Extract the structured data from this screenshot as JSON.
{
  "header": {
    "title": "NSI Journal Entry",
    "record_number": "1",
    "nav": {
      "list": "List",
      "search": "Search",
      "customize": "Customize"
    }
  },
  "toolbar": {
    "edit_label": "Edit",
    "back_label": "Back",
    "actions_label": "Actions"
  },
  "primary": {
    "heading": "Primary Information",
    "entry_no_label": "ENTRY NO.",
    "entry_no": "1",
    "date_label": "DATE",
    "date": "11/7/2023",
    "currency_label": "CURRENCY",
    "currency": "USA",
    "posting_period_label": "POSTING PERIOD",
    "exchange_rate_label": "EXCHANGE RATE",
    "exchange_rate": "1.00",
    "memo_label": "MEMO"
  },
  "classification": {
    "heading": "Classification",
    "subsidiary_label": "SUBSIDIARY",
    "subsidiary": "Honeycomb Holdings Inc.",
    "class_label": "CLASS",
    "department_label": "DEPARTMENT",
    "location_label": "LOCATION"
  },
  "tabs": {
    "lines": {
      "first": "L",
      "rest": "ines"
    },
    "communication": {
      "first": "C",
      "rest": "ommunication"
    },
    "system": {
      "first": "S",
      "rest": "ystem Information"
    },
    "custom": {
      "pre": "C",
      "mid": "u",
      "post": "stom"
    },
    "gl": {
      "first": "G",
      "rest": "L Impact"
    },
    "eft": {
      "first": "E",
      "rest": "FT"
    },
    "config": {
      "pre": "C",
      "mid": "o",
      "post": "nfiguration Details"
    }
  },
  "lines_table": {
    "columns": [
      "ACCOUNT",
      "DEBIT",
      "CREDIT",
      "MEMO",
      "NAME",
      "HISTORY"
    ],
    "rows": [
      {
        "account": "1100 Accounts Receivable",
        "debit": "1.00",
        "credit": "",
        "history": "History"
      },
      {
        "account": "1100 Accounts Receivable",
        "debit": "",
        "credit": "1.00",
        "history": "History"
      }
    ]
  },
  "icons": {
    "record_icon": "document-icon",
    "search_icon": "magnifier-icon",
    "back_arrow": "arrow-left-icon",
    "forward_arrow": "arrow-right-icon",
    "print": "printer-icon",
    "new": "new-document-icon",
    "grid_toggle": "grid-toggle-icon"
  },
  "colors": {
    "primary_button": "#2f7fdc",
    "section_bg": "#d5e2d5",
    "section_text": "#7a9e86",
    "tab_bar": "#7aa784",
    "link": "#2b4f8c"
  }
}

____________

# What you are asked to do
Return each line of the listing that holds the string "Information".

# Correct response
    "heading": "Primary Information",
      "rest": "ystem Information"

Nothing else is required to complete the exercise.